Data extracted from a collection
====

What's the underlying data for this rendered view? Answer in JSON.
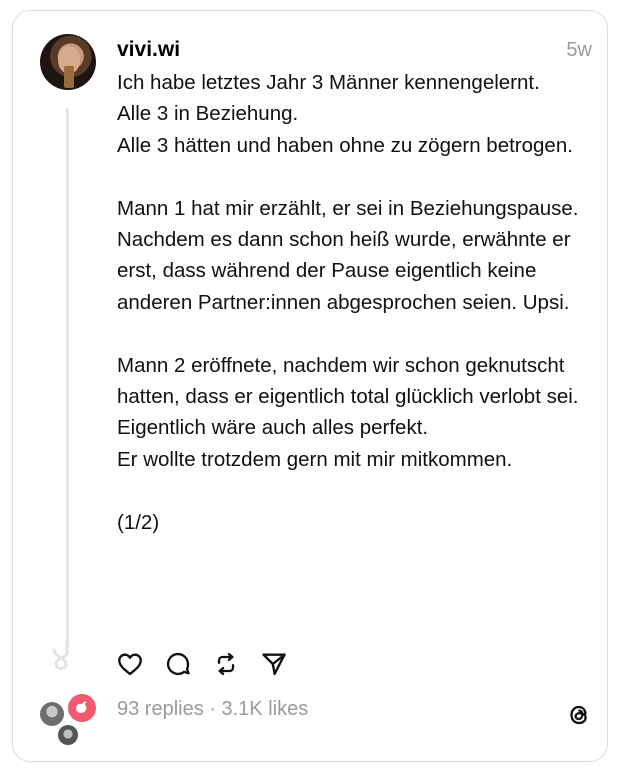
{
  "post": {
    "username": "vivi.wi",
    "time": "5w",
    "text": "Ich habe letztes Jahr 3 Männer kennengelernt.\nAlle 3 in Beziehung.\nAlle 3 hätten und haben ohne zu zögern betrogen.\n\nMann 1 hat mir erzählt, er sei in Beziehungspause. Nachdem es dann schon heiß wurde, erwähnte er erst, dass während der Pause eigentlich keine anderen Partner:innen abgesprochen seien. Upsi.\n\nMann 2 eröffnete, nachdem wir schon geknutscht hatten, dass er eigentlich total glücklich verlobt sei. Eigentlich wäre auch alles perfekt.\nEr wollte trotzdem gern mit mir mitkommen.\n\n(1/2)",
    "stats": "93 replies · 3.1K likes"
  },
  "actions": {
    "like_icon": "heart-icon",
    "reply_icon": "comment-icon",
    "repost_icon": "repost-icon",
    "share_icon": "send-icon"
  },
  "colors": {
    "text": "#111111",
    "muted": "#9a9a9a",
    "border": "#dcdcdc",
    "replier_accent": "#f05a6e"
  }
}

====

§ **Description of the task**
Make a word-for-word copy of the entries, without any pictures.

§ **Output of the task**
What's the underlying data for this rendered view? Answer in JSON.
{
  "post": {
    "username": "vivi.wi",
    "time": "5w",
    "text": "Ich habe letztes Jahr 3 Männer kennengelernt.\nAlle 3 in Beziehung.\nAlle 3 hätten und haben ohne zu zögern betrogen.\n\nMann 1 hat mir erzählt, er sei in Beziehungspause. Nachdem es dann schon heiß wurde, erwähnte er erst, dass während der Pause eigentlich keine anderen Partner:innen abgesprochen seien. Upsi.\n\nMann 2 eröffnete, nachdem wir schon geknutscht hatten, dass er eigentlich total glücklich verlobt sei. Eigentlich wäre auch alles perfekt.\nEr wollte trotzdem gern mit mir mitkommen.\n\n(1/2)",
    "stats": "93 replies · 3.1K likes"
  },
  "actions": {
    "like_icon": "heart-icon",
    "reply_icon": "comment-icon",
    "repost_icon": "repost-icon",
    "share_icon": "send-icon"
  },
  "colors": {
    "text": "#111111",
    "muted": "#9a9a9a",
    "border": "#dcdcdc",
    "replier_accent": "#f05a6e"
  }
}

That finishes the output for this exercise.